§ **What is required**
Report how many lines in the records below contain the word "image". Give only the number.

§ **Supplied material**

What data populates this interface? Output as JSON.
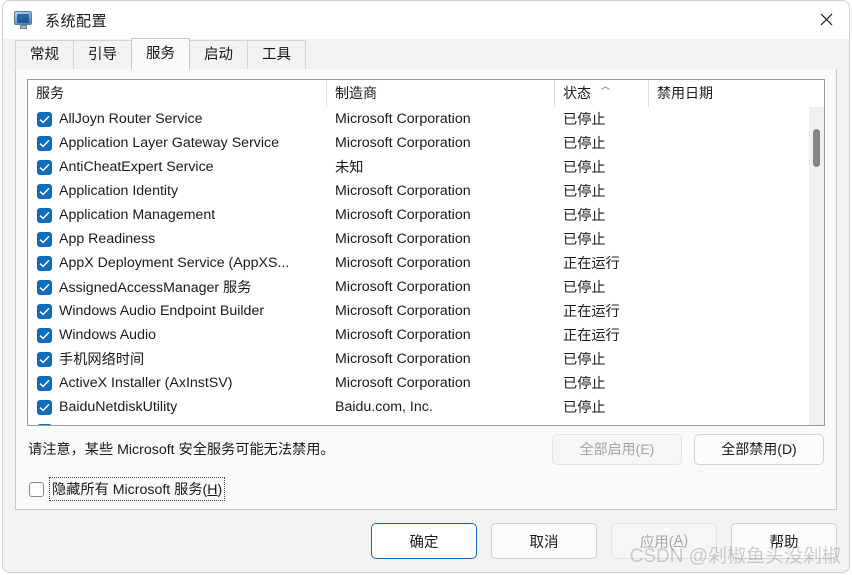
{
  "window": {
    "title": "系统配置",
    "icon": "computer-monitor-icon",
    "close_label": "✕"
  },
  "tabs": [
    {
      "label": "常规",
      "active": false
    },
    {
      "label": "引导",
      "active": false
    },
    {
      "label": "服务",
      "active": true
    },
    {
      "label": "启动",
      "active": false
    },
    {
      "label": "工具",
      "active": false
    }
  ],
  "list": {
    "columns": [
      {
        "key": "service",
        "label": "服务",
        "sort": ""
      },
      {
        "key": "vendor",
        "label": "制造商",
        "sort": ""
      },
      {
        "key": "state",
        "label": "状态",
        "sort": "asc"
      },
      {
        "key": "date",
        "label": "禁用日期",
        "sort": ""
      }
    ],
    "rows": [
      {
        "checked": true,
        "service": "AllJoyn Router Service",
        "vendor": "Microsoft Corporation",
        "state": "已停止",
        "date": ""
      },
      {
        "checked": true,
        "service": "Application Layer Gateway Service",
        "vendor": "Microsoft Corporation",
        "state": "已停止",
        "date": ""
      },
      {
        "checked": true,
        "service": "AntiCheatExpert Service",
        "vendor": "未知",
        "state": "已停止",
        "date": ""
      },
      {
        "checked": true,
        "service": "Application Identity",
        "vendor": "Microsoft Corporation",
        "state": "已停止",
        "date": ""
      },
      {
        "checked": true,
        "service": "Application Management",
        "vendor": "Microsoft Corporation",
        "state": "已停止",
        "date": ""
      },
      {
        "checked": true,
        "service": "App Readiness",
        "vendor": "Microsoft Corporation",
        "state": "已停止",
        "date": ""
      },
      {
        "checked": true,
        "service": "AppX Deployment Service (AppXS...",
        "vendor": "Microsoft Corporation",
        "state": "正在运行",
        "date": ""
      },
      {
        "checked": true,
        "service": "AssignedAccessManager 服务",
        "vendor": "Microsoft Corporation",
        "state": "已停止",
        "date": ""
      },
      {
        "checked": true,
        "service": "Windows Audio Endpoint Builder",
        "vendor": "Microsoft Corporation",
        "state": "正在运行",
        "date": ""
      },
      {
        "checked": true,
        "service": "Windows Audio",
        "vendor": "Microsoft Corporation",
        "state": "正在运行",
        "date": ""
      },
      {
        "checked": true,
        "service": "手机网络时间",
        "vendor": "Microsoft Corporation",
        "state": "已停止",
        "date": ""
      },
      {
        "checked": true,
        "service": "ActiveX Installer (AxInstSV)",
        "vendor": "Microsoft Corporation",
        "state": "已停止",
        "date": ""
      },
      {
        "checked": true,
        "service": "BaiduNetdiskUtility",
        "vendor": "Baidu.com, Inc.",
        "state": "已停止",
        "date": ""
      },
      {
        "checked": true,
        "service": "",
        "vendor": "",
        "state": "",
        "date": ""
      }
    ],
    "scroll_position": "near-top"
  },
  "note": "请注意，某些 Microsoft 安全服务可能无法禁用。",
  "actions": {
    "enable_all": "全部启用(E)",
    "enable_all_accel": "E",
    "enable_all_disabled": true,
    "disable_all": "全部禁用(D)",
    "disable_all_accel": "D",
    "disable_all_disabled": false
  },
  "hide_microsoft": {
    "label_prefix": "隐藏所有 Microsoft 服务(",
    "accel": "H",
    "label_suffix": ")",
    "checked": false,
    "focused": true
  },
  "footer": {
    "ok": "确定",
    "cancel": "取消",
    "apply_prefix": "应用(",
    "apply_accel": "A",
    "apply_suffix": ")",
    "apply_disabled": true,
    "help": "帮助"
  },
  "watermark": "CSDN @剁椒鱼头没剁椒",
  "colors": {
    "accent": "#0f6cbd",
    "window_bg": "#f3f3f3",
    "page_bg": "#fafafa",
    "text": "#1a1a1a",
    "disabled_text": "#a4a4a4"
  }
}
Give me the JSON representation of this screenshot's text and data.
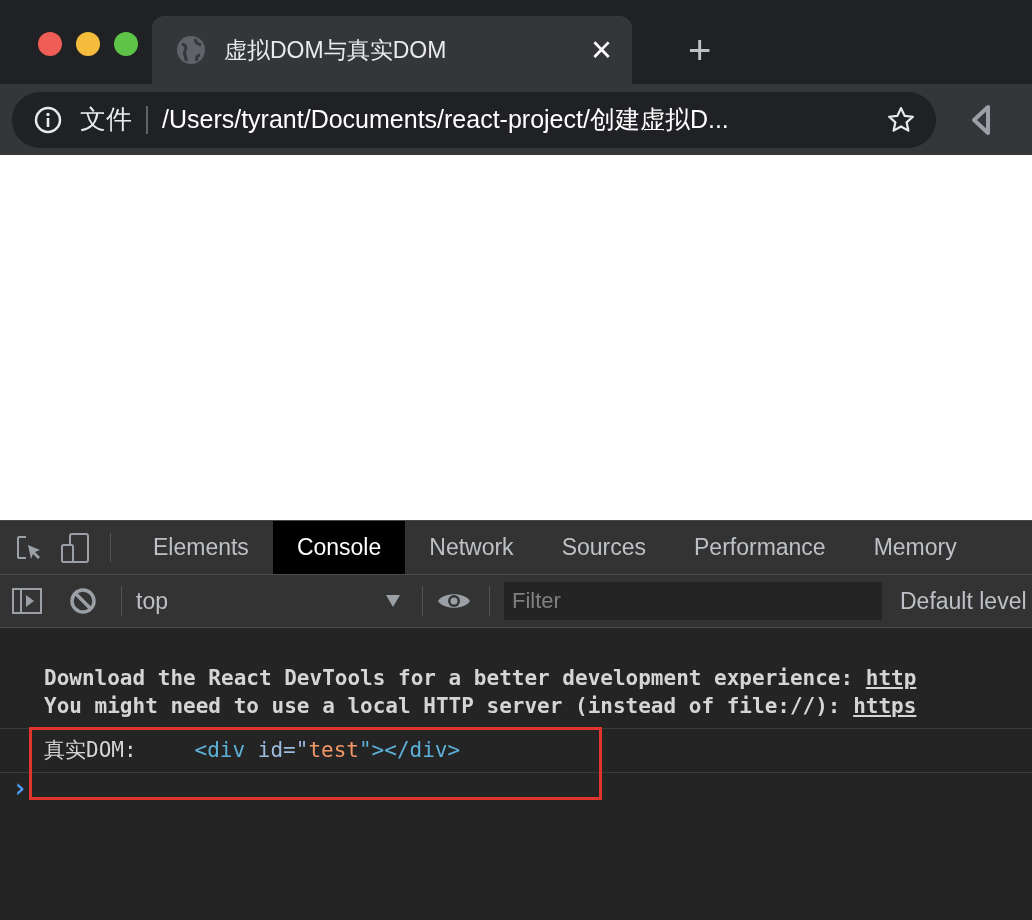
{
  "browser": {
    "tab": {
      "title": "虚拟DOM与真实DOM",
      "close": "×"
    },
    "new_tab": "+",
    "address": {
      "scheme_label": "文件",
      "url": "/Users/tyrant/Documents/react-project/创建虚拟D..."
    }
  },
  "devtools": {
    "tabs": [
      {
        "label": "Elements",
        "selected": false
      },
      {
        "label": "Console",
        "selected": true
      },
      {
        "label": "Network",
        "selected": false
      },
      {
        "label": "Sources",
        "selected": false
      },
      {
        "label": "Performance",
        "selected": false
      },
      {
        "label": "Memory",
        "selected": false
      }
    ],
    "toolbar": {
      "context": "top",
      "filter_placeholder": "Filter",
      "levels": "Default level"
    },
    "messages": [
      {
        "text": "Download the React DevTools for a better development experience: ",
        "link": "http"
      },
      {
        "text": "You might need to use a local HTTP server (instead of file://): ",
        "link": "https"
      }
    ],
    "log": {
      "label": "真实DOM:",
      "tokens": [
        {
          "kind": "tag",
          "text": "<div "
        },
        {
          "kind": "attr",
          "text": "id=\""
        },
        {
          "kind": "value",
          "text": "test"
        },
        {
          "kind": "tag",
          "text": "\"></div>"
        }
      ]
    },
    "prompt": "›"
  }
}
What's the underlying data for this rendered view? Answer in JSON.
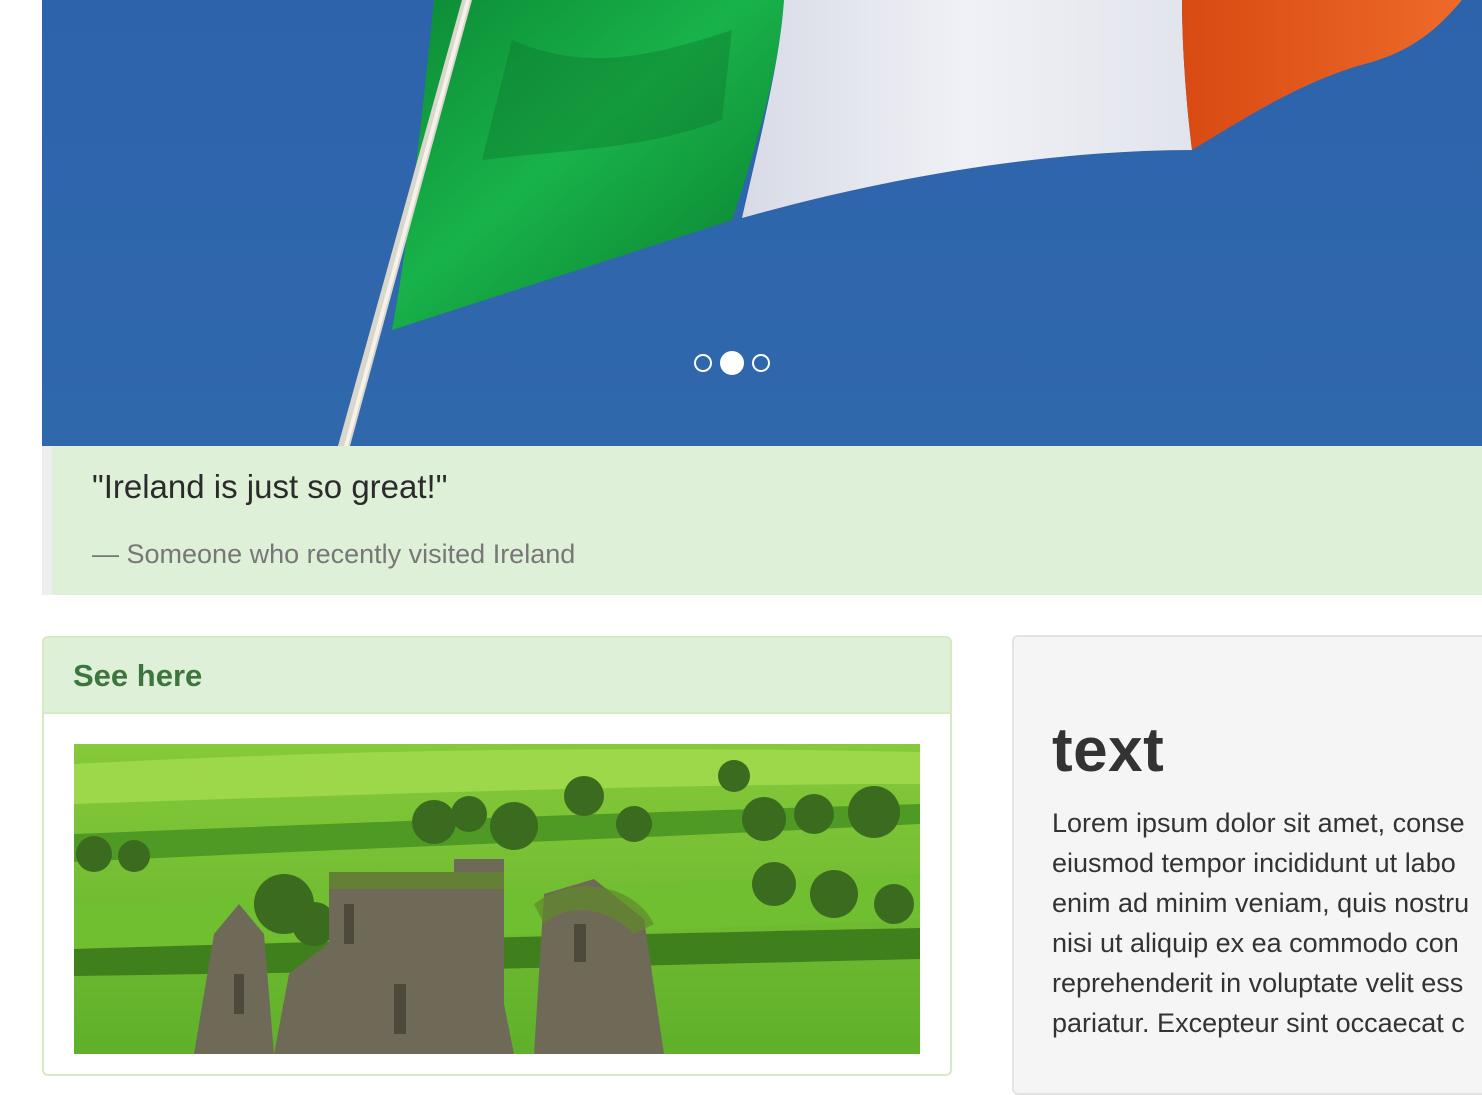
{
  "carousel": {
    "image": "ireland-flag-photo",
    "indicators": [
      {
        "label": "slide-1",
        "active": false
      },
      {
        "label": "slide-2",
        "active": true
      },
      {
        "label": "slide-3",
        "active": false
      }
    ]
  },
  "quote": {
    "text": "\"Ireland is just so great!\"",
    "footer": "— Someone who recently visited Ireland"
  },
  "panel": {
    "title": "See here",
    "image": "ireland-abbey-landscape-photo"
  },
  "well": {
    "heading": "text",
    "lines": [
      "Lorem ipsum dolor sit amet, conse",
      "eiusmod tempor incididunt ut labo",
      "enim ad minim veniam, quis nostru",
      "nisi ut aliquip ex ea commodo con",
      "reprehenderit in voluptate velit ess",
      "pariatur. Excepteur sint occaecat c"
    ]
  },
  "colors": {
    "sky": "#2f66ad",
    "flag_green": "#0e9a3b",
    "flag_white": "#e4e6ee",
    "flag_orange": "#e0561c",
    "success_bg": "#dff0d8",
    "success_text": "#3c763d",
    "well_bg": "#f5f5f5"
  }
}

§ **Task answer**
2